## START

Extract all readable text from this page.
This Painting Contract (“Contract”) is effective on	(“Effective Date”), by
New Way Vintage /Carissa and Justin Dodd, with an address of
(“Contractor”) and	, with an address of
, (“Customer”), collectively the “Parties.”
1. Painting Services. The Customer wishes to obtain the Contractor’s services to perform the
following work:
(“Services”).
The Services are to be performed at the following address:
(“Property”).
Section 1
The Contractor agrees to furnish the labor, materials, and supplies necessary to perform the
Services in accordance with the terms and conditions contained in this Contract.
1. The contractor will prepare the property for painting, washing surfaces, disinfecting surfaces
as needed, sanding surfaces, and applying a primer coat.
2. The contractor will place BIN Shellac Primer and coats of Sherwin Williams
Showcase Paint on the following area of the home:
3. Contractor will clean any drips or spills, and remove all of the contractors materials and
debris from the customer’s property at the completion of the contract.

## END

§ **THE REQUEST**
Hand back the material above in full, exactly as written.

§ **ANSWER TO THE EXERCISE**
Extract all readable text from this page.
This Painting Contract (“Contract”) is effective on	(“Effective Date”), by
New Way Vintage /Carissa and Justin Dodd, with an address of
(“Contractor”) and	, with an address of
, (“Customer”), collectively the “Parties.”
1. Painting Services. The Customer wishes to obtain the Contractor’s services to perform the
following work:
(“Services”).
The Services are to be performed at the following address:
(“Property”).
Section 1
The Contractor agrees to furnish the labor, materials, and supplies necessary to perform the
Services in accordance with the terms and conditions contained in this Contract.
1. The contractor will prepare the property for painting, washing surfaces, disinfecting surfaces
as needed, sanding surfaces, and applying a primer coat.
2. The contractor will place BIN Shellac Primer and coats of Sherwin Williams
Showcase Paint on the following area of the home:
3. Contractor will clean any drips or spills, and remove all of the contractors materials and
debris from the customer’s property at the completion of the contract.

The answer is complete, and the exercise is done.